━━━ Page extract
Thursday, July 10, 2008

It's baaaa-aack

A few months ago I wrote about a recent spate of measles cases in North America. After years of low immunization rates, the same thing has been happening in the United Kingdom, to the point where measles is once again endemic after more than a decade of halted spread.
Fourteen years after the local transmission of measles was halted in the United Kingdom (UK), the disease has once again become endemic, according to the Health Protection Agency (HPA), the public health body of England and Wales. In an update on measles cases in its weekly bulletin last week, the agency stated that, as a result of almost a decade of low mumps-measles-rubella (MMR) vaccination coverage across the UK, ‘the number of children susceptible to measles is now sufficient to support the continuous spread of measles’
Current vaccination rates in the UK are well below the 95% desired to maintain herd immunity. Of over 50 lab-confirmed measles cases in Scotland so far this year (there have been 461 in England and Wales), only 2 of them were imported from overseas.

Measles is no longer endemic to Canada and the USA, but remains endemic in many other countries. If the current anti-vaccination movement continues to flourish, how long will it be before it returns to our shores?

[via Respectful Insolence]


3 comments:

Bayman said...

who's AGAINST vaccination? i thought your beef was with the groups who want cleaner, mercury-free vaccines, and the faulty autism-contaminant link. the appeal for safe therapeutics (based on fears that are well-founded or not), is not anti-therapeutic.

if measles starts to resurge in the US, i guarantee you won't hear these groups campaigning AGAINST vaccination per se.

i think your characterization is way too extreme in unnecessarily vilifying a group that is by and large concerned with children's safety. i have a lot of trouble seeing it as a secret conspiracy to end vaccination and bring forth a measles induced armageddon...

Anonymous said...

"if measles starts to resurge in the US, i guarantee you won't hear these groups campaigning AGAINST vaccination per se."

That's interesting optimism, without any support. What would make you think, in a country where people routinely go for homeopathy, herbal supplements, chakra realigning etc. in lieu of conventional therapies known to work - a country where there is a strong push to teach creationism in classrooms in the face of overwhelming evidence to the contrary - that people would suddenly change their minds about vaccines in particular?

Kamel said...

Who's against vaccination?

"If a “dirty bomb” exposed a large segment of US citizens simultaneously to Hepatitis B, Hepatitis A, tetanus, pertussis, diphtheria, Haemophilus influenza B, three strains of polio viruses, 3 strains of influenza viruses, measles, mumps, and rubella viruses, the chickenpox virus, and 7 strains of Streptococcus bacteria, we would declare a national emergency. We would call it an “extreme act of BIOTERRORISM”"

"My objections are that it does not work; it is unnatural, that the human race has survived healthily for countless generations without them and that homeopathy provides a better alternative that is both safe and effective."
━━━━━━
━━━ Source information
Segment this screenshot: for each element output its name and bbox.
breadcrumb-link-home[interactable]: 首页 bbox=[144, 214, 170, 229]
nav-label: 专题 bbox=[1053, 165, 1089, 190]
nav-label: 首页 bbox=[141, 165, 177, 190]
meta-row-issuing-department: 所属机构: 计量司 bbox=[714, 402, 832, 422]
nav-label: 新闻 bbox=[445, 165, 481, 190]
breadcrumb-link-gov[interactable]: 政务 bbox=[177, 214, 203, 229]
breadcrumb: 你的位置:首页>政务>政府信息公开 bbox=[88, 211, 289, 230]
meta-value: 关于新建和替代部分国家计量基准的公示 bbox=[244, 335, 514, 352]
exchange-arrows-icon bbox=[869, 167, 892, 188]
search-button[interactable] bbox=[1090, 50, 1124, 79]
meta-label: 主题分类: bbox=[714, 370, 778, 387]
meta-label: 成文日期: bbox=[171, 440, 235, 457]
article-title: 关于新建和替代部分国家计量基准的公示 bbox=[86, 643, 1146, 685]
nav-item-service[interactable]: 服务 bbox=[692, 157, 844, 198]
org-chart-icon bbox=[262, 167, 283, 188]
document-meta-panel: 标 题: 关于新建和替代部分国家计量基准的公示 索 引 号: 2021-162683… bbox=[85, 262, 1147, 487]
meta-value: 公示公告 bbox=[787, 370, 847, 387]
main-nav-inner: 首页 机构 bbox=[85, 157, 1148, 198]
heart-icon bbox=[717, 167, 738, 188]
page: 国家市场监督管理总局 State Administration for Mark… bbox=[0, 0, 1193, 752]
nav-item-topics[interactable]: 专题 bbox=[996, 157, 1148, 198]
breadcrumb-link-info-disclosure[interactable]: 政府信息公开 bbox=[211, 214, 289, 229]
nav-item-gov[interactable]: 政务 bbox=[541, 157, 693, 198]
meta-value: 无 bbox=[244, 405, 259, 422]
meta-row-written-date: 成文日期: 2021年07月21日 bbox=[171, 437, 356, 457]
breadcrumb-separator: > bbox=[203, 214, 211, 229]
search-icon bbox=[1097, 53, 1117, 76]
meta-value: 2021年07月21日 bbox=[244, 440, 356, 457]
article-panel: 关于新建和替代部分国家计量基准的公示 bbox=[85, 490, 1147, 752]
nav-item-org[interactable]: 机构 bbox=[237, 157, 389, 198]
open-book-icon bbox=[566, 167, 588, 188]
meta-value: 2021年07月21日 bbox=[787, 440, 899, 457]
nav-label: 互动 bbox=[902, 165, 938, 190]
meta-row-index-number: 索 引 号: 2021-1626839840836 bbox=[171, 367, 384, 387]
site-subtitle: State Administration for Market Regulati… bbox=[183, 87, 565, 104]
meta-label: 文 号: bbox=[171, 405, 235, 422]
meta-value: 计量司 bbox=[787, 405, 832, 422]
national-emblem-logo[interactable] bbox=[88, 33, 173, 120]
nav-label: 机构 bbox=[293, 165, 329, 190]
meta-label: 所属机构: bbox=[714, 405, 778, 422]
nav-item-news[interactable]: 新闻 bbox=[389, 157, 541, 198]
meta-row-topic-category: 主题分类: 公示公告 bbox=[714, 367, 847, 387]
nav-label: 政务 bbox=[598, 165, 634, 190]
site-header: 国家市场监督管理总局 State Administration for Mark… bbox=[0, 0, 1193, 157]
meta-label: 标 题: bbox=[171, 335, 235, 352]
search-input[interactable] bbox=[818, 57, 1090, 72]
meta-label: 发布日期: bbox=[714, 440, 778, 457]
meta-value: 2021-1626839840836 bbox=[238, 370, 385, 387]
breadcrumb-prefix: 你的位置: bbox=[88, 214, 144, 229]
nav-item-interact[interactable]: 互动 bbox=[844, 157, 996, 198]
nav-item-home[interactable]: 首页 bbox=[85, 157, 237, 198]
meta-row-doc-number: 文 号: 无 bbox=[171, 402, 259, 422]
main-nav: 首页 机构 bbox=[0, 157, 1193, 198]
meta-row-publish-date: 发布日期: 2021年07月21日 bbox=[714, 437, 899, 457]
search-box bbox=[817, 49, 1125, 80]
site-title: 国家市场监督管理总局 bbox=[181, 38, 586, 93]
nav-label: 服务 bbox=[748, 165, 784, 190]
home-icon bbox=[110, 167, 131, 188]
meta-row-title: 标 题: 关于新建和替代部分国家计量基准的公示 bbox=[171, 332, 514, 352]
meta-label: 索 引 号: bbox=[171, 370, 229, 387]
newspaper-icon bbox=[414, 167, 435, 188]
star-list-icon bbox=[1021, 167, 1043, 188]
━━━━━━
What this exercise asks >>
**A.** List the names of everyone who left a comment on the measles blog post.
**B.** According to the measles blog post, how many lab-confirmed measles cases had there been in England and Wales so far that year?
**C.** Continue the blog post about measles returning to the United Kingdom from the point where it stops.

Replies >>
**A.** Bayman, Anonymous, Kamel

**B.** 461

**C.**
"The greatest threat of childhood diseases lies in the dangerous and ineffectual efforts made to prevent them through mass immunization.....There is no convincing scientific evidence that mass inoculations can be credited with eliminating any childhood disease."

"Vaccines aren't safe, and are far more dangerous than the diseases."

"Vaccination is the main cause of autism, and they are not looking for the truth in that regard, for the truth could destroy the medical industry with a 'dominoe effect.'" [the above three quotes are all from whale.to which has a whole pile of crazy stuff]

"I have committed myself to forcing the pharmaceutical industry to pay for these transgressions and punish them financially. It is the only way to get them to change their behavior." [a commenter at huffingtonpost, in response to a plea to focus time/resources on autism awareness and support instead of propagating the mercury-autism myth]

"Mercury seems to be getting tons of coverage. When that deal is settled and we win , we need to go after another ingredient. We'll dismantle the vaccine industry ingredient by stupid ingredient if we have to." [posted at mothering.com]

This group is devoted to people who are even anti-"Green Vaccine".

It's quite easy to find people who are against vaccines or promoting toxin/autism/other scare tactics [this paperhas an analysis of anti-vaccination activists on the web]

All of that is beside the point though. Nobody is talking about conspiracies or armageddon. What we have is an infectious disease with serious effects that had no more native presense in the UK. We also have a safe, effective, economical way to prevent that disease. Because of lack of uptake of the latter (which is not just a personal but public health issue), the former has now made a comeback and is present in the population where it hadn't been before. I fail to see how this is anything but a bad thing.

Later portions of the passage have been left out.